Return each line of the data below verbatim; pictures are to be left out.

### Extracted data:

§ §

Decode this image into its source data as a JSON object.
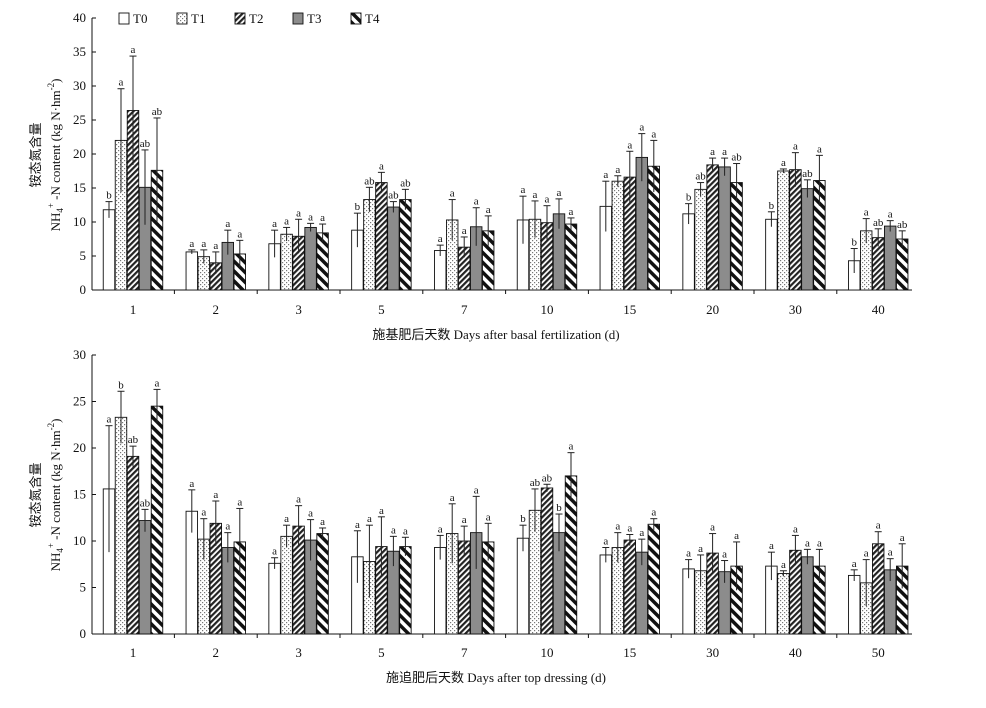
{
  "legend": [
    "T0",
    "T1",
    "T2",
    "T3",
    "T4"
  ],
  "chart_data": [
    {
      "type": "bar",
      "ylabel": "铵态氮含量",
      "ylabel_sub": "NH4+-N content (kg N·hm-2)",
      "xlabel": "施基肥后天数 Days after basal fertilization (d)",
      "ylim": [
        0,
        40
      ],
      "yticks": [
        0,
        5,
        10,
        15,
        20,
        25,
        30,
        35,
        40
      ],
      "categories": [
        "1",
        "2",
        "3",
        "5",
        "7",
        "10",
        "15",
        "20",
        "30",
        "40"
      ],
      "series": [
        {
          "name": "T0",
          "values": [
            11.8,
            5.6,
            6.8,
            8.8,
            5.8,
            10.3,
            12.3,
            11.2,
            10.4,
            4.3
          ],
          "errors": [
            1.2,
            0.3,
            2.0,
            2.5,
            0.8,
            3.5,
            3.7,
            1.5,
            1.1,
            1.8
          ],
          "labels": [
            "b",
            "a",
            "a",
            "b",
            "a",
            "a",
            "a",
            "b",
            "b",
            "b"
          ]
        },
        {
          "name": "T1",
          "values": [
            22.0,
            4.9,
            8.2,
            13.3,
            10.3,
            10.4,
            16.0,
            14.8,
            17.5,
            8.7
          ],
          "errors": [
            7.6,
            1.0,
            1.0,
            1.8,
            3.0,
            2.7,
            0.8,
            1.0,
            0.3,
            1.8
          ],
          "labels": [
            "a",
            "a",
            "a",
            "ab",
            "a",
            "a",
            "a",
            "ab",
            "a",
            "a"
          ]
        },
        {
          "name": "T2",
          "values": [
            26.4,
            4.0,
            7.9,
            15.8,
            6.3,
            9.9,
            16.6,
            18.4,
            17.7,
            7.7
          ],
          "errors": [
            8.0,
            1.6,
            2.5,
            1.5,
            1.5,
            2.5,
            3.8,
            1.0,
            2.5,
            1.3
          ],
          "labels": [
            "a",
            "a",
            "a",
            "a",
            "a",
            "a",
            "a",
            "a",
            "a",
            "ab"
          ]
        },
        {
          "name": "T3",
          "values": [
            15.1,
            7.0,
            9.2,
            12.2,
            9.3,
            11.2,
            19.5,
            18.1,
            14.9,
            9.4
          ],
          "errors": [
            5.5,
            1.8,
            0.6,
            0.8,
            2.8,
            2.2,
            3.5,
            1.3,
            1.3,
            0.8
          ],
          "labels": [
            "ab",
            "a",
            "a",
            "ab",
            "a",
            "a",
            "a",
            "a",
            "ab",
            "a"
          ]
        },
        {
          "name": "T4",
          "values": [
            17.6,
            5.3,
            8.4,
            13.3,
            8.7,
            9.7,
            18.2,
            15.8,
            16.1,
            7.5
          ],
          "errors": [
            7.7,
            2.0,
            1.3,
            1.5,
            2.2,
            0.9,
            3.8,
            2.8,
            3.7,
            1.2
          ],
          "labels": [
            "ab",
            "a",
            "a",
            "ab",
            "a",
            "a",
            "a",
            "ab",
            "a",
            "ab"
          ]
        }
      ]
    },
    {
      "type": "bar",
      "ylabel": "铵态氮含量",
      "ylabel_sub": "NH4+-N content (kg N·hm-2)",
      "xlabel": "施追肥后天数 Days after top dressing (d)",
      "ylim": [
        0,
        30
      ],
      "yticks": [
        0,
        5,
        10,
        15,
        20,
        25,
        30
      ],
      "categories": [
        "1",
        "2",
        "3",
        "5",
        "7",
        "10",
        "15",
        "30",
        "40",
        "50"
      ],
      "series": [
        {
          "name": "T0",
          "values": [
            15.6,
            13.2,
            7.6,
            8.3,
            9.3,
            10.3,
            8.5,
            7.0,
            7.3,
            6.3
          ],
          "errors": [
            6.8,
            2.3,
            0.6,
            2.8,
            1.3,
            1.4,
            0.8,
            1.0,
            1.5,
            0.6
          ],
          "labels": [
            "a",
            "a",
            "a",
            "a",
            "a",
            "b",
            "a",
            "a",
            "a",
            "a"
          ]
        },
        {
          "name": "T1",
          "values": [
            23.3,
            10.2,
            10.5,
            7.8,
            10.8,
            13.3,
            9.3,
            6.8,
            6.5,
            5.5
          ],
          "errors": [
            2.8,
            2.2,
            1.2,
            3.9,
            3.2,
            2.3,
            1.6,
            1.7,
            0.3,
            2.5
          ],
          "labels": [
            "b",
            "a",
            "a",
            "a",
            "a",
            "ab",
            "a",
            "a",
            "a",
            "a"
          ]
        },
        {
          "name": "T2",
          "values": [
            19.1,
            11.9,
            11.6,
            9.4,
            10.0,
            15.7,
            10.1,
            8.7,
            9.0,
            9.7
          ],
          "errors": [
            1.1,
            2.4,
            2.2,
            3.2,
            1.6,
            0.4,
            0.6,
            2.1,
            1.6,
            1.3
          ],
          "labels": [
            "ab",
            "a",
            "a",
            "a",
            "a",
            "ab",
            "a",
            "a",
            "a",
            "a"
          ]
        },
        {
          "name": "T3",
          "values": [
            12.2,
            9.3,
            10.1,
            8.9,
            10.9,
            10.9,
            8.8,
            6.7,
            8.3,
            6.9
          ],
          "errors": [
            1.2,
            1.6,
            2.2,
            1.6,
            3.9,
            2.0,
            1.4,
            1.2,
            0.8,
            1.2
          ],
          "labels": [
            "ab",
            "a",
            "a",
            "a",
            "a",
            "b",
            "a",
            "a",
            "a",
            "a"
          ]
        },
        {
          "name": "T4",
          "values": [
            24.5,
            9.9,
            10.8,
            9.4,
            9.9,
            17.0,
            11.8,
            7.3,
            7.3,
            7.3
          ],
          "errors": [
            1.8,
            3.6,
            0.6,
            1.0,
            2.0,
            2.5,
            0.6,
            2.6,
            1.8,
            2.4
          ],
          "labels": [
            "a",
            "a",
            "a",
            "a",
            "a",
            "a",
            "a",
            "a",
            "a",
            "a"
          ]
        }
      ]
    }
  ]
}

§ §

### Answer to this problem:
Decode this image into its source data as a JSON object.
{
  "legend": [
    "T0",
    "T1",
    "T2",
    "T3",
    "T4"
  ],
  "chart_data": [
    {
      "type": "bar",
      "ylabel": "铵态氮含量",
      "ylabel_sub": "NH4+-N content (kg N·hm-2)",
      "xlabel": "施基肥后天数 Days after basal fertilization (d)",
      "ylim": [
        0,
        40
      ],
      "yticks": [
        0,
        5,
        10,
        15,
        20,
        25,
        30,
        35,
        40
      ],
      "categories": [
        "1",
        "2",
        "3",
        "5",
        "7",
        "10",
        "15",
        "20",
        "30",
        "40"
      ],
      "series": [
        {
          "name": "T0",
          "values": [
            11.8,
            5.6,
            6.8,
            8.8,
            5.8,
            10.3,
            12.3,
            11.2,
            10.4,
            4.3
          ],
          "errors": [
            1.2,
            0.3,
            2.0,
            2.5,
            0.8,
            3.5,
            3.7,
            1.5,
            1.1,
            1.8
          ],
          "labels": [
            "b",
            "a",
            "a",
            "b",
            "a",
            "a",
            "a",
            "b",
            "b",
            "b"
          ]
        },
        {
          "name": "T1",
          "values": [
            22.0,
            4.9,
            8.2,
            13.3,
            10.3,
            10.4,
            16.0,
            14.8,
            17.5,
            8.7
          ],
          "errors": [
            7.6,
            1.0,
            1.0,
            1.8,
            3.0,
            2.7,
            0.8,
            1.0,
            0.3,
            1.8
          ],
          "labels": [
            "a",
            "a",
            "a",
            "ab",
            "a",
            "a",
            "a",
            "ab",
            "a",
            "a"
          ]
        },
        {
          "name": "T2",
          "values": [
            26.4,
            4.0,
            7.9,
            15.8,
            6.3,
            9.9,
            16.6,
            18.4,
            17.7,
            7.7
          ],
          "errors": [
            8.0,
            1.6,
            2.5,
            1.5,
            1.5,
            2.5,
            3.8,
            1.0,
            2.5,
            1.3
          ],
          "labels": [
            "a",
            "a",
            "a",
            "a",
            "a",
            "a",
            "a",
            "a",
            "a",
            "ab"
          ]
        },
        {
          "name": "T3",
          "values": [
            15.1,
            7.0,
            9.2,
            12.2,
            9.3,
            11.2,
            19.5,
            18.1,
            14.9,
            9.4
          ],
          "errors": [
            5.5,
            1.8,
            0.6,
            0.8,
            2.8,
            2.2,
            3.5,
            1.3,
            1.3,
            0.8
          ],
          "labels": [
            "ab",
            "a",
            "a",
            "ab",
            "a",
            "a",
            "a",
            "a",
            "ab",
            "a"
          ]
        },
        {
          "name": "T4",
          "values": [
            17.6,
            5.3,
            8.4,
            13.3,
            8.7,
            9.7,
            18.2,
            15.8,
            16.1,
            7.5
          ],
          "errors": [
            7.7,
            2.0,
            1.3,
            1.5,
            2.2,
            0.9,
            3.8,
            2.8,
            3.7,
            1.2
          ],
          "labels": [
            "ab",
            "a",
            "a",
            "ab",
            "a",
            "a",
            "a",
            "ab",
            "a",
            "ab"
          ]
        }
      ]
    },
    {
      "type": "bar",
      "ylabel": "铵态氮含量",
      "ylabel_sub": "NH4+-N content (kg N·hm-2)",
      "xlabel": "施追肥后天数 Days after top dressing (d)",
      "ylim": [
        0,
        30
      ],
      "yticks": [
        0,
        5,
        10,
        15,
        20,
        25,
        30
      ],
      "categories": [
        "1",
        "2",
        "3",
        "5",
        "7",
        "10",
        "15",
        "30",
        "40",
        "50"
      ],
      "series": [
        {
          "name": "T0",
          "values": [
            15.6,
            13.2,
            7.6,
            8.3,
            9.3,
            10.3,
            8.5,
            7.0,
            7.3,
            6.3
          ],
          "errors": [
            6.8,
            2.3,
            0.6,
            2.8,
            1.3,
            1.4,
            0.8,
            1.0,
            1.5,
            0.6
          ],
          "labels": [
            "a",
            "a",
            "a",
            "a",
            "a",
            "b",
            "a",
            "a",
            "a",
            "a"
          ]
        },
        {
          "name": "T1",
          "values": [
            23.3,
            10.2,
            10.5,
            7.8,
            10.8,
            13.3,
            9.3,
            6.8,
            6.5,
            5.5
          ],
          "errors": [
            2.8,
            2.2,
            1.2,
            3.9,
            3.2,
            2.3,
            1.6,
            1.7,
            0.3,
            2.5
          ],
          "labels": [
            "b",
            "a",
            "a",
            "a",
            "a",
            "ab",
            "a",
            "a",
            "a",
            "a"
          ]
        },
        {
          "name": "T2",
          "values": [
            19.1,
            11.9,
            11.6,
            9.4,
            10.0,
            15.7,
            10.1,
            8.7,
            9.0,
            9.7
          ],
          "errors": [
            1.1,
            2.4,
            2.2,
            3.2,
            1.6,
            0.4,
            0.6,
            2.1,
            1.6,
            1.3
          ],
          "labels": [
            "ab",
            "a",
            "a",
            "a",
            "a",
            "ab",
            "a",
            "a",
            "a",
            "a"
          ]
        },
        {
          "name": "T3",
          "values": [
            12.2,
            9.3,
            10.1,
            8.9,
            10.9,
            10.9,
            8.8,
            6.7,
            8.3,
            6.9
          ],
          "errors": [
            1.2,
            1.6,
            2.2,
            1.6,
            3.9,
            2.0,
            1.4,
            1.2,
            0.8,
            1.2
          ],
          "labels": [
            "ab",
            "a",
            "a",
            "a",
            "a",
            "b",
            "a",
            "a",
            "a",
            "a"
          ]
        },
        {
          "name": "T4",
          "values": [
            24.5,
            9.9,
            10.8,
            9.4,
            9.9,
            17.0,
            11.8,
            7.3,
            7.3,
            7.3
          ],
          "errors": [
            1.8,
            3.6,
            0.6,
            1.0,
            2.0,
            2.5,
            0.6,
            2.6,
            1.8,
            2.4
          ],
          "labels": [
            "a",
            "a",
            "a",
            "a",
            "a",
            "a",
            "a",
            "a",
            "a",
            "a"
          ]
        }
      ]
    }
  ]
}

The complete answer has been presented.